What is being asked
Read the listing and extract each line that includes the word "Furniture".
---- Recorded information
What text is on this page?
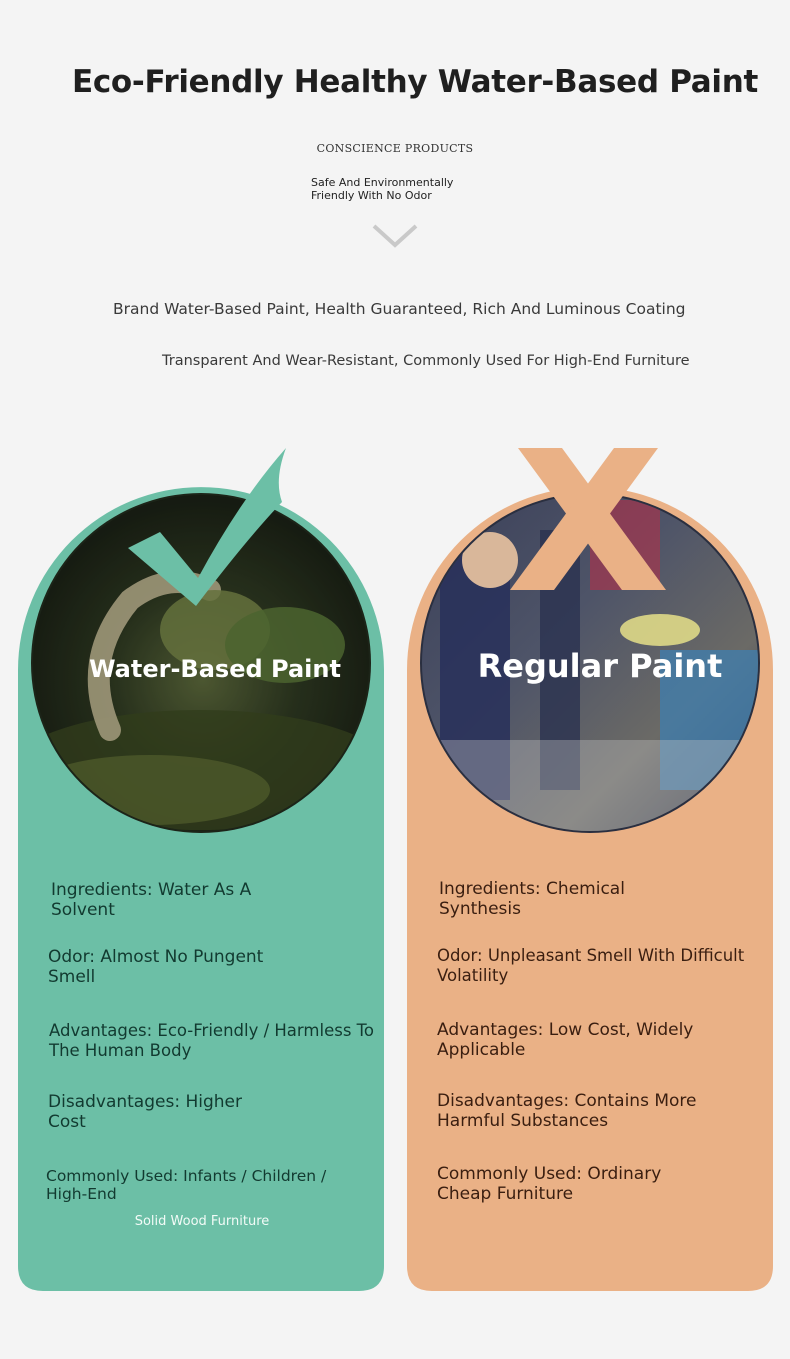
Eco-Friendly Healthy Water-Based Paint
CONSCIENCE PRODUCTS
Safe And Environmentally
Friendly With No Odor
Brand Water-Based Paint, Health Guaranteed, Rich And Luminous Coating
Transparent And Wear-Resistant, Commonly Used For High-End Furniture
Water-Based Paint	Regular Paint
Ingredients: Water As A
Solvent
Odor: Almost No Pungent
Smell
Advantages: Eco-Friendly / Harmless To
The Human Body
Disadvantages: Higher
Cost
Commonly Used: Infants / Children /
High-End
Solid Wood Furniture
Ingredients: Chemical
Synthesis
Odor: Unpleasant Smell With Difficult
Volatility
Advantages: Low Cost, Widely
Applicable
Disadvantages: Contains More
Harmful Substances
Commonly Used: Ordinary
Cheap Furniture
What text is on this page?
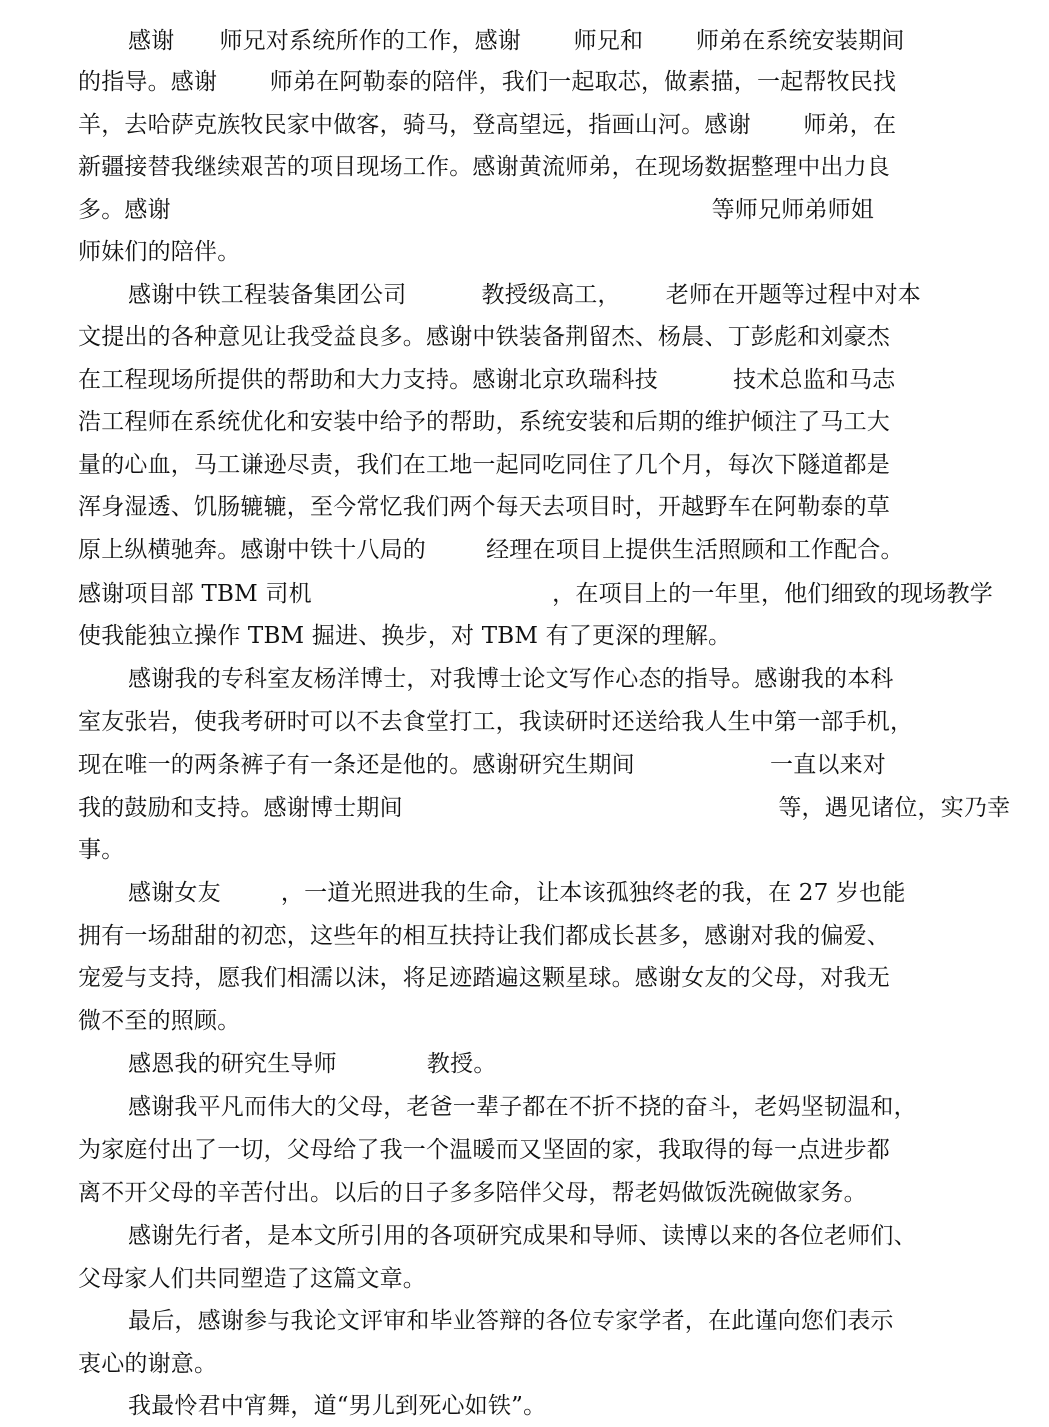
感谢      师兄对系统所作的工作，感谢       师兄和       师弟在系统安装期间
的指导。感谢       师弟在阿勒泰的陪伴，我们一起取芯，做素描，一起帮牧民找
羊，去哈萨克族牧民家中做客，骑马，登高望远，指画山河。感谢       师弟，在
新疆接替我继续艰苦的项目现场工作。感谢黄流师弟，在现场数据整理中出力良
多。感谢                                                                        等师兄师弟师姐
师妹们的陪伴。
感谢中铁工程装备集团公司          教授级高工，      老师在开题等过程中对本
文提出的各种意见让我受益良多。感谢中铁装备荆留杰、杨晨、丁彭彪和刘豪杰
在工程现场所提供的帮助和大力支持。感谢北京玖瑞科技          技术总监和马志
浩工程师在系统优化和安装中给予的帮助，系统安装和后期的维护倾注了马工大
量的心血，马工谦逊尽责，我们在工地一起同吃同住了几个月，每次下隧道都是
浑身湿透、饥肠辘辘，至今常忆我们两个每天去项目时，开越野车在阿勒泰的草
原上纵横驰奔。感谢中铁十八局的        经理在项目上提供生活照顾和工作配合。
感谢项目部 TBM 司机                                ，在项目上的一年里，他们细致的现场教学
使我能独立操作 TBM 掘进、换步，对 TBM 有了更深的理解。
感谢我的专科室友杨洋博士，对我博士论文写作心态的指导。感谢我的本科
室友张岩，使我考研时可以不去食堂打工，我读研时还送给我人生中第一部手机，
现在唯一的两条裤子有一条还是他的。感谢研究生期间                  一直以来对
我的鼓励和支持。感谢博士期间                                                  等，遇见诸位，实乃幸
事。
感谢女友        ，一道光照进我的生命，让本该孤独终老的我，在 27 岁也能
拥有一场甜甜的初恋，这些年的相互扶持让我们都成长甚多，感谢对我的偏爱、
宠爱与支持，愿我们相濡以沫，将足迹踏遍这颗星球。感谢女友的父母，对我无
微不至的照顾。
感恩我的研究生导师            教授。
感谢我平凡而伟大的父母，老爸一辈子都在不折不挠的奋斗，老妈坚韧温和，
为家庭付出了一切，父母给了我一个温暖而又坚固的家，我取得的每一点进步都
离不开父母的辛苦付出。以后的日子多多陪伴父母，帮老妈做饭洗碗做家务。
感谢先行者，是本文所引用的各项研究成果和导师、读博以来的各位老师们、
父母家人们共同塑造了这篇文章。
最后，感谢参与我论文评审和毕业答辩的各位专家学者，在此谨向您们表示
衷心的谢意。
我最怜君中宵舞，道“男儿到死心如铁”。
--------
---- Recorded information
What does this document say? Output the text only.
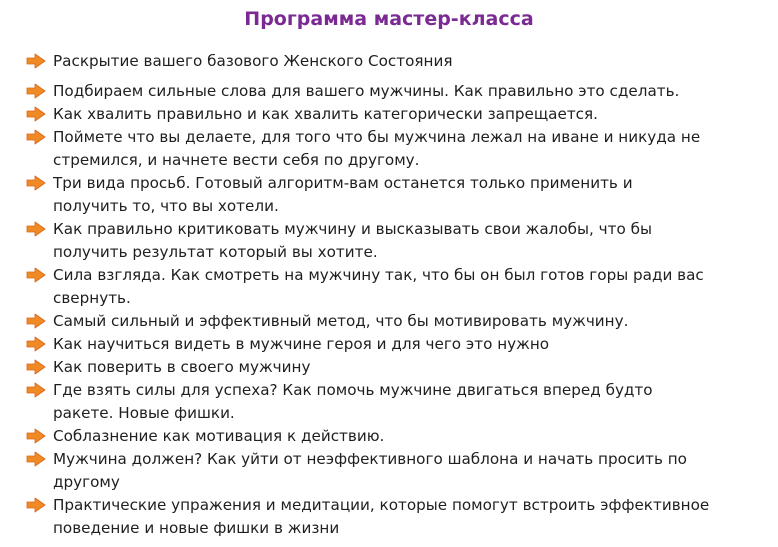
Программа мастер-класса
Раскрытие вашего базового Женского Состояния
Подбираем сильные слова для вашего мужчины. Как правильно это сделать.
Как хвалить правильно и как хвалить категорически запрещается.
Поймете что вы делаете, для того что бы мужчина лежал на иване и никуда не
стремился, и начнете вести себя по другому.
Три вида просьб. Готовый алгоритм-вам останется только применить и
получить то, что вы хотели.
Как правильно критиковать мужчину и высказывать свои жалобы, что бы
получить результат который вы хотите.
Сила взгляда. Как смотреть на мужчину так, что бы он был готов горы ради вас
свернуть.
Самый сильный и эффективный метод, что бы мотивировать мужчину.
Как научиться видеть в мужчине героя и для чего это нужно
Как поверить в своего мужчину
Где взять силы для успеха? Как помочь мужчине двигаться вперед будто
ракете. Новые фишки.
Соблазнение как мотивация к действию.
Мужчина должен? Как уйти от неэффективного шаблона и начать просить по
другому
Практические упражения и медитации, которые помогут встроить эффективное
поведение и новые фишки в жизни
--------
Solution
Transparent And Wear-Resistant, Commonly Used For High-End Furniture
Solid Wood Furniture
Cheap Furniture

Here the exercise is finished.